Your objective: Output every line of the material exactly, omitting images.

Data for this task:

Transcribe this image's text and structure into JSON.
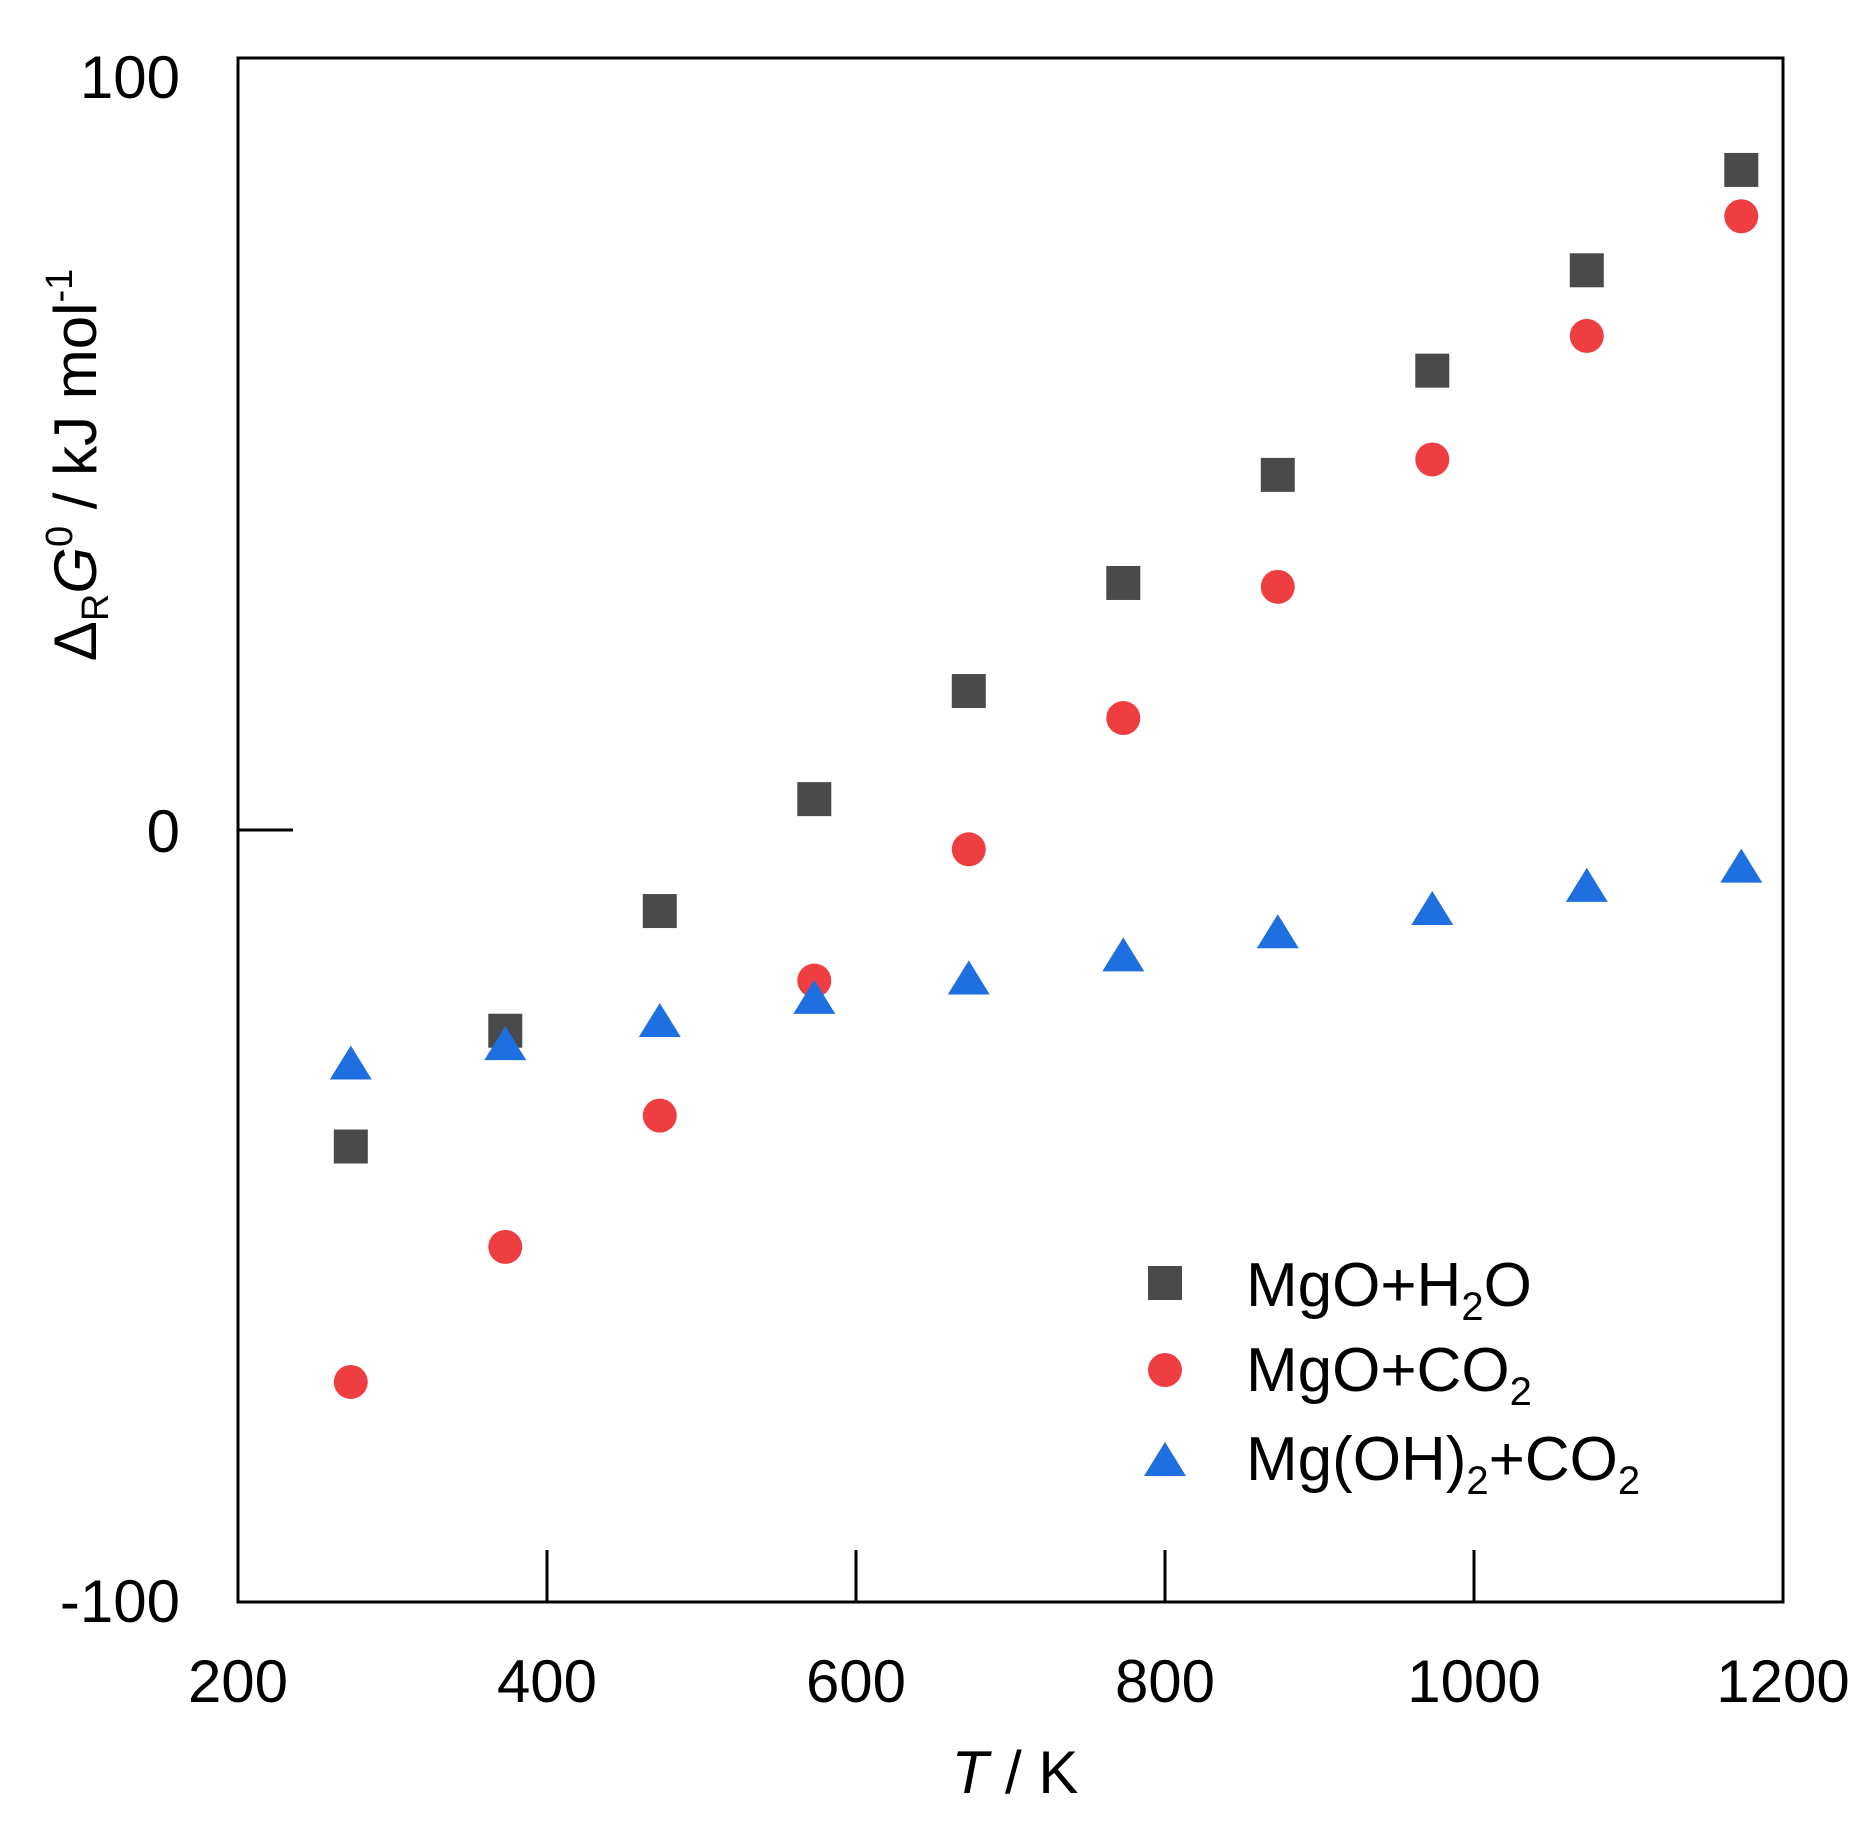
{
  "chart_data": {
    "type": "scatter",
    "title": "",
    "xlabel": {
      "italic": "T",
      "rest": " / K"
    },
    "ylabel": {
      "delta": "Δ",
      "sub": "R",
      "g": "G",
      "sup0": "0",
      "rest": " / kJ mol",
      "supneg1": "-1"
    },
    "xlim": [
      200,
      1200
    ],
    "ylim": [
      -100,
      100
    ],
    "xticks": [
      200,
      400,
      600,
      800,
      1000,
      1200
    ],
    "xtick_labels": [
      "200",
      "400",
      "600",
      "800",
      "1000",
      "1200"
    ],
    "yticks": [
      -100,
      0,
      100
    ],
    "ytick_labels": [
      "-100",
      "0",
      "100"
    ],
    "legend_position": "bottom-right",
    "series": [
      {
        "name": "MgO+H2O",
        "legend": {
          "pre": "MgO+H",
          "sub": "2",
          "post": "O",
          "sub2": "",
          "post2": ""
        },
        "marker": "square",
        "color": "#4a4a4a",
        "x": [
          273,
          373,
          473,
          573,
          673,
          773,
          873,
          973,
          1073,
          1173
        ],
        "y": [
          -41,
          -26,
          -10.5,
          4,
          18,
          32,
          46,
          59.5,
          72.5,
          85.5
        ]
      },
      {
        "name": "MgO+CO2",
        "legend": {
          "pre": "MgO+CO",
          "sub": "2",
          "post": "",
          "sub2": "",
          "post2": ""
        },
        "marker": "circle",
        "color": "#ef3e42",
        "x": [
          273,
          373,
          473,
          573,
          673,
          773,
          873,
          973,
          1073,
          1173
        ],
        "y": [
          -71.5,
          -54,
          -37,
          -19.5,
          -2.5,
          14.5,
          31.5,
          48,
          64,
          79.5
        ]
      },
      {
        "name": "Mg(OH)2+CO2",
        "legend": {
          "pre": "Mg(OH)",
          "sub": "2",
          "post": "+CO",
          "sub2": "2",
          "post2": ""
        },
        "marker": "triangle",
        "color": "#1e6fe0",
        "x": [
          273,
          373,
          473,
          573,
          673,
          773,
          873,
          973,
          1073,
          1173
        ],
        "y": [
          -30.5,
          -28,
          -25,
          -22,
          -19.5,
          -16.5,
          -13.5,
          -10.5,
          -7.5,
          -5
        ]
      }
    ]
  }
}
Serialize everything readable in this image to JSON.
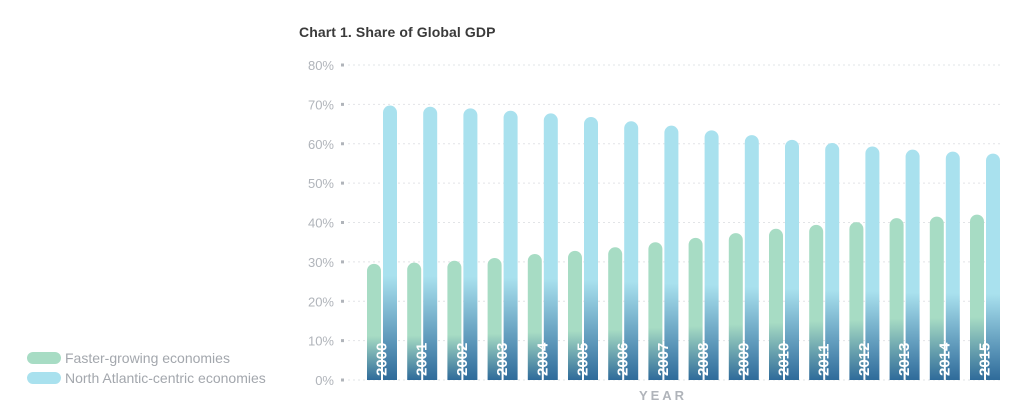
{
  "chart_data": {
    "type": "bar",
    "title": "Chart 1. Share of Global GDP",
    "xlabel": "YEAR",
    "ylabel": "",
    "ylim": [
      0,
      80
    ],
    "y_ticks": [
      "0%",
      "10%",
      "20%",
      "30%",
      "40%",
      "50%",
      "60%",
      "70%",
      "80%"
    ],
    "grid": true,
    "legend_position": "bottom-left",
    "categories": [
      "2000",
      "2001",
      "2002",
      "2003",
      "2004",
      "2005",
      "2006",
      "2007",
      "2008",
      "2009",
      "2010",
      "2011",
      "2012",
      "2013",
      "2014",
      "2015"
    ],
    "series": [
      {
        "name": "Faster-growing economies",
        "color": "#a7dcc4",
        "values": [
          29.5,
          29.8,
          30.3,
          31.0,
          32.0,
          32.8,
          33.7,
          35.0,
          36.1,
          37.3,
          38.4,
          39.4,
          40.1,
          41.1,
          41.5,
          42.0
        ]
      },
      {
        "name": "North Atlantic-centric economies",
        "color": "#a9e1ee",
        "values": [
          69.7,
          69.4,
          69.0,
          68.4,
          67.7,
          66.8,
          65.7,
          64.6,
          63.4,
          62.2,
          61.0,
          60.2,
          59.3,
          58.5,
          58.0,
          57.5
        ]
      }
    ],
    "colors": {
      "bar_base": "#2f6b9a",
      "year_label": "#ffffff",
      "axis_text": "#b0b4ba",
      "grid": "#e2e4e7"
    }
  }
}
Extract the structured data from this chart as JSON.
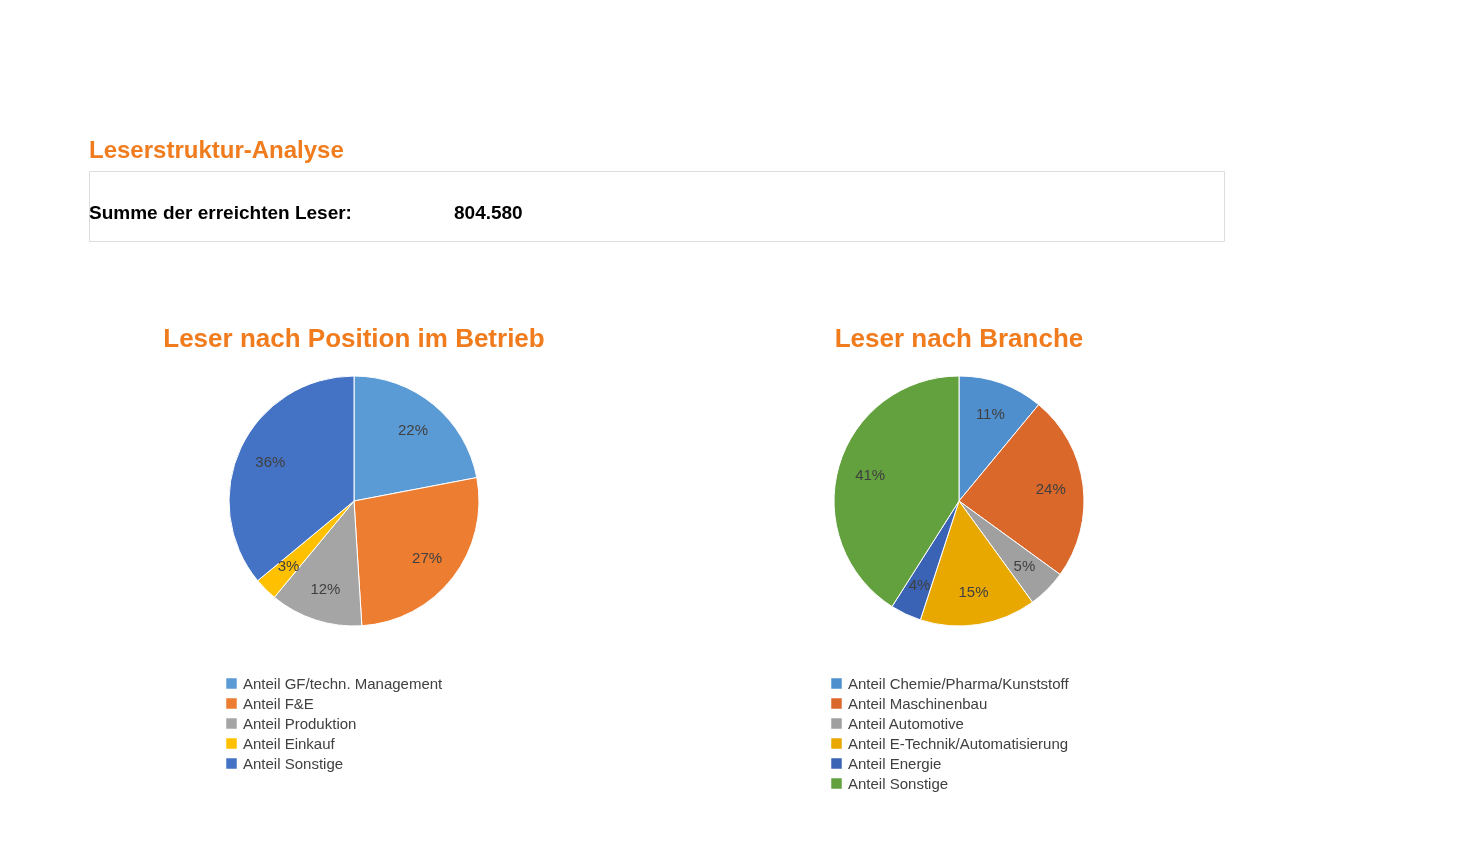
{
  "chart_data": [
    {
      "type": "other",
      "title": "Leserstruktur-Analyse",
      "annotations": [
        "Summe der erreichten Leser:",
        "804.580"
      ]
    },
    {
      "type": "pie",
      "title": "Leser nach Position im Betrieb",
      "categories": [
        "Anteil GF/techn. Management",
        "Anteil F&E",
        "Anteil Produktion",
        "Anteil Einkauf",
        "Anteil Sonstige"
      ],
      "values": [
        22,
        27,
        12,
        3,
        36
      ],
      "colors": [
        "#5b9bd5",
        "#ed7d31",
        "#a5a5a5",
        "#ffc000",
        "#4472c4"
      ],
      "value_labels": [
        "22%",
        "27%",
        "12%",
        "3%",
        "36%"
      ],
      "legend": "bottom"
    },
    {
      "type": "pie",
      "title": "Leser nach Branche",
      "categories": [
        "Anteil Chemie/Pharma/Kunststoff",
        "Anteil Maschinenbau",
        "Anteil Automotive",
        "Anteil E-Technik/Automatisierung",
        "Anteil Energie",
        "Anteil Sonstige"
      ],
      "values": [
        11,
        24,
        5,
        15,
        4,
        41
      ],
      "colors": [
        "#4f8fce",
        "#d9682a",
        "#a0a0a0",
        "#e8a800",
        "#3a63b5",
        "#63a03e"
      ],
      "value_labels": [
        "11%",
        "24%",
        "5%",
        "15%",
        "4%",
        "41%"
      ],
      "legend": "bottom"
    }
  ]
}
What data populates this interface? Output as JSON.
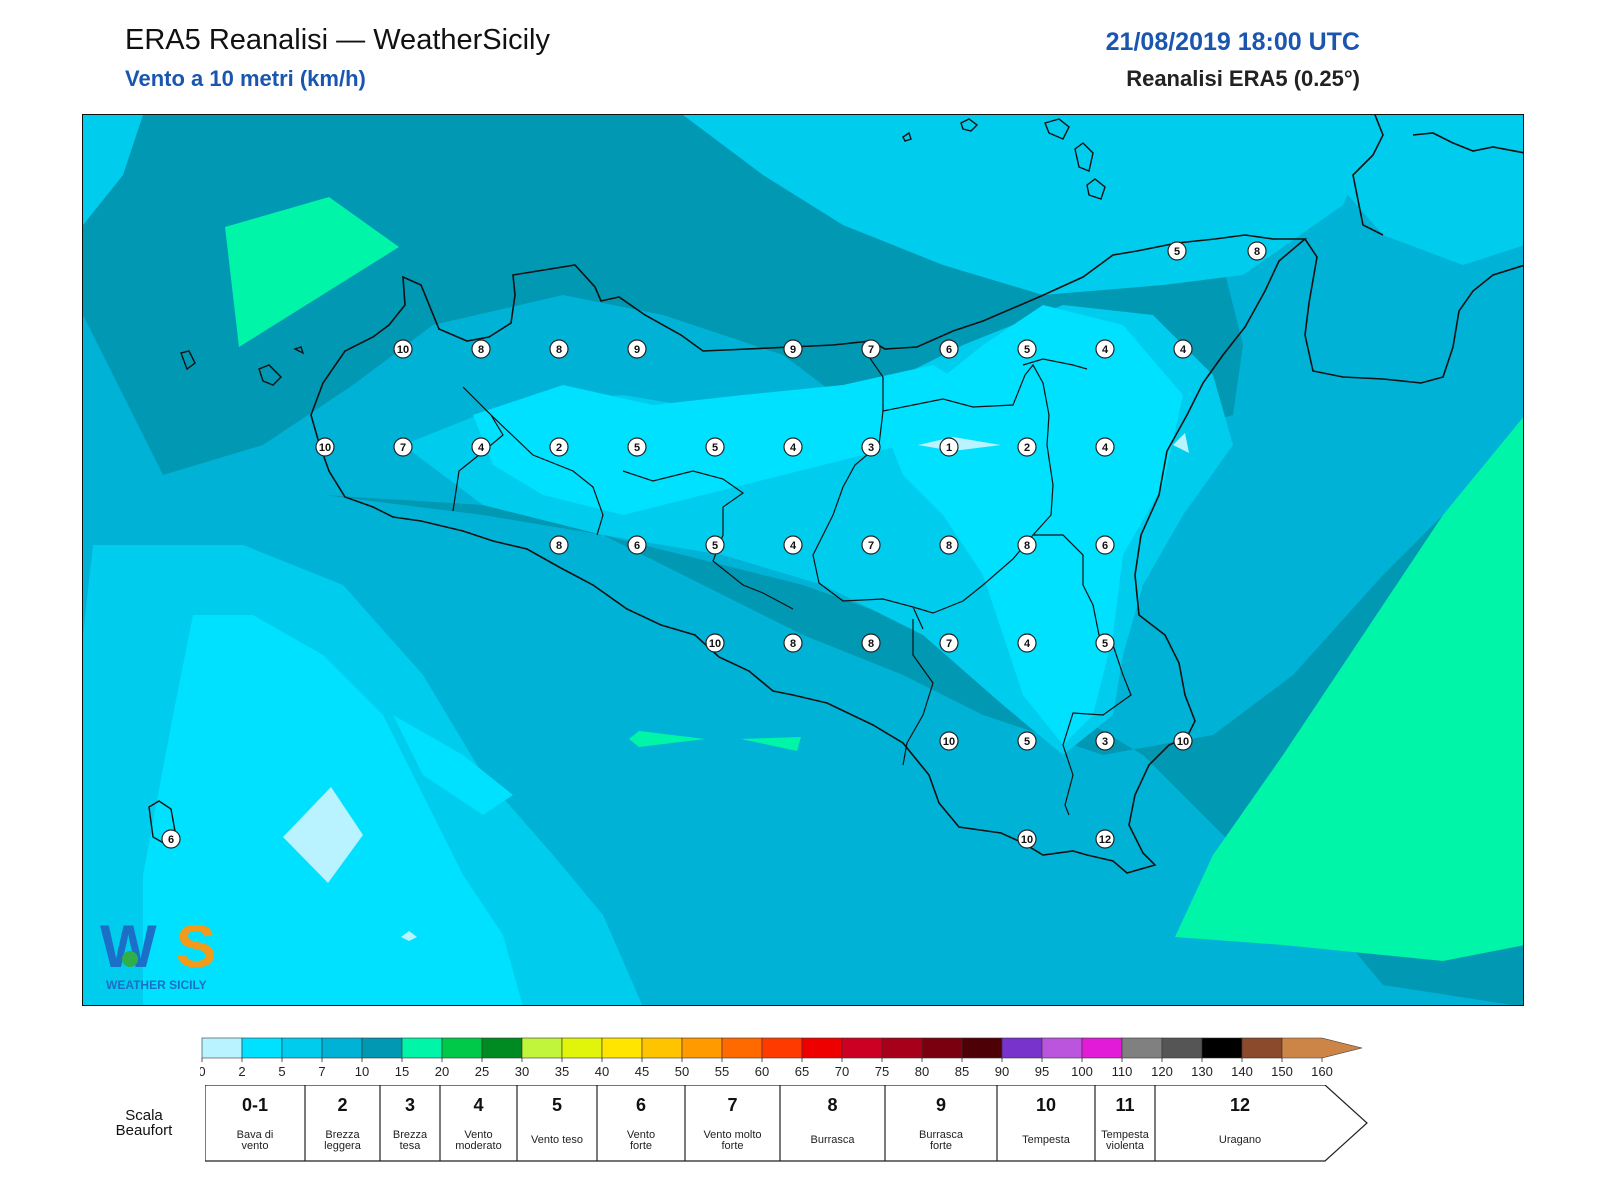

Worked answer:
Transcribe this image's text and structure into JSON.
{
  "chart_data": {
    "type": "scatter",
    "title": "",
    "xlabel": {
      "italic": "T",
      "rest": " / K"
    },
    "ylabel": {
      "delta": "Δ",
      "sub": "R",
      "g": "G",
      "sup0": "0",
      "rest": " / kJ mol",
      "supneg1": "-1"
    },
    "xlim": [
      200,
      1200
    ],
    "ylim": [
      -100,
      100
    ],
    "xticks": [
      200,
      400,
      600,
      800,
      1000,
      1200
    ],
    "xtick_labels": [
      "200",
      "400",
      "600",
      "800",
      "1000",
      "1200"
    ],
    "yticks": [
      -100,
      0,
      100
    ],
    "ytick_labels": [
      "-100",
      "0",
      "100"
    ],
    "legend_position": "bottom-right",
    "series": [
      {
        "name": "MgO+H2O",
        "legend": {
          "pre": "MgO+H",
          "sub": "2",
          "post": "O",
          "sub2": "",
          "post2": ""
        },
        "marker": "square",
        "color": "#4a4a4a",
        "x": [
          273,
          373,
          473,
          573,
          673,
          773,
          873,
          973,
          1073,
          1173
        ],
        "y": [
          -41,
          -26,
          -10.5,
          4,
          18,
          32,
          46,
          59.5,
          72.5,
          85.5
        ]
      },
      {
        "name": "MgO+CO2",
        "legend": {
          "pre": "MgO+CO",
          "sub": "2",
          "post": "",
          "sub2": "",
          "post2": ""
        },
        "marker": "circle",
        "color": "#ef3e42",
        "x": [
          273,
          373,
          473,
          573,
          673,
          773,
          873,
          973,
          1073,
          1173
        ],
        "y": [
          -71.5,
          -54,
          -37,
          -19.5,
          -2.5,
          14.5,
          31.5,
          48,
          64,
          79.5
        ]
      },
      {
        "name": "Mg(OH)2+CO2",
        "legend": {
          "pre": "Mg(OH)",
          "sub": "2",
          "post": "+CO",
          "sub2": "2",
          "post2": ""
        },
        "marker": "triangle",
        "color": "#1e6fe0",
        "x": [
          273,
          373,
          473,
          573,
          673,
          773,
          873,
          973,
          1073,
          1173
        ],
        "y": [
          -30.5,
          -28,
          -25,
          -22,
          -19.5,
          -16.5,
          -13.5,
          -10.5,
          -7.5,
          -5
        ]
      }
    ]
  }
}
Serialize everything readable in this image to JSON.
{
  "chart_data": {
    "type": "bar",
    "title": "Chart 1. Share of Global GDP",
    "xlabel": "YEAR",
    "ylabel": "",
    "ylim": [
      0,
      80
    ],
    "y_ticks": [
      "0%",
      "10%",
      "20%",
      "30%",
      "40%",
      "50%",
      "60%",
      "70%",
      "80%"
    ],
    "grid": true,
    "legend_position": "bottom-left",
    "categories": [
      "2000",
      "2001",
      "2002",
      "2003",
      "2004",
      "2005",
      "2006",
      "2007",
      "2008",
      "2009",
      "2010",
      "2011",
      "2012",
      "2013",
      "2014",
      "2015"
    ],
    "series": [
      {
        "name": "Faster-growing economies",
        "color": "#a7dcc4",
        "values": [
          29.5,
          29.8,
          30.3,
          31.0,
          32.0,
          32.8,
          33.7,
          35.0,
          36.1,
          37.3,
          38.4,
          39.4,
          40.1,
          41.1,
          41.5,
          42.0
        ]
      },
      {
        "name": "North Atlantic-centric economies",
        "color": "#a9e1ee",
        "values": [
          69.7,
          69.4,
          69.0,
          68.4,
          67.7,
          66.8,
          65.7,
          64.6,
          63.4,
          62.2,
          61.0,
          60.2,
          59.3,
          58.5,
          58.0,
          57.5
        ]
      }
    ],
    "colors": {
      "bar_base": "#2f6b9a",
      "year_label": "#ffffff",
      "axis_text": "#b0b4ba",
      "grid": "#e2e4e7"
    }
  }
}
Extract the structured data from this chart as JSON.
{
  "chart_data": [
    {
      "type": "other",
      "title": "Leserstruktur-Analyse",
      "annotations": [
        "Summe der erreichten Leser:",
        "804.580"
      ]
    },
    {
      "type": "pie",
      "title": "Leser nach Position im Betrieb",
      "categories": [
        "Anteil GF/techn. Management",
        "Anteil F&E",
        "Anteil Produktion",
        "Anteil Einkauf",
        "Anteil Sonstige"
      ],
      "values": [
        22,
        27,
        12,
        3,
        36
      ],
      "colors": [
        "#5b9bd5",
        "#ed7d31",
        "#a5a5a5",
        "#ffc000",
        "#4472c4"
      ],
      "value_labels": [
        "22%",
        "27%",
        "12%",
        "3%",
        "36%"
      ],
      "legend": "bottom"
    },
    {
      "type": "pie",
      "title": "Leser nach Branche",
      "categories": [
        "Anteil Chemie/Pharma/Kunststoff",
        "Anteil Maschinenbau",
        "Anteil Automotive",
        "Anteil E-Technik/Automatisierung",
        "Anteil Energie",
        "Anteil Sonstige"
      ],
      "values": [
        11,
        24,
        5,
        15,
        4,
        41
      ],
      "colors": [
        "#4f8fce",
        "#d9682a",
        "#a0a0a0",
        "#e8a800",
        "#3a63b5",
        "#63a03e"
      ],
      "value_labels": [
        "11%",
        "24%",
        "5%",
        "15%",
        "4%",
        "41%"
      ],
      "legend": "bottom"
    }
  ]
}
What data populates this interface? Output as JSON.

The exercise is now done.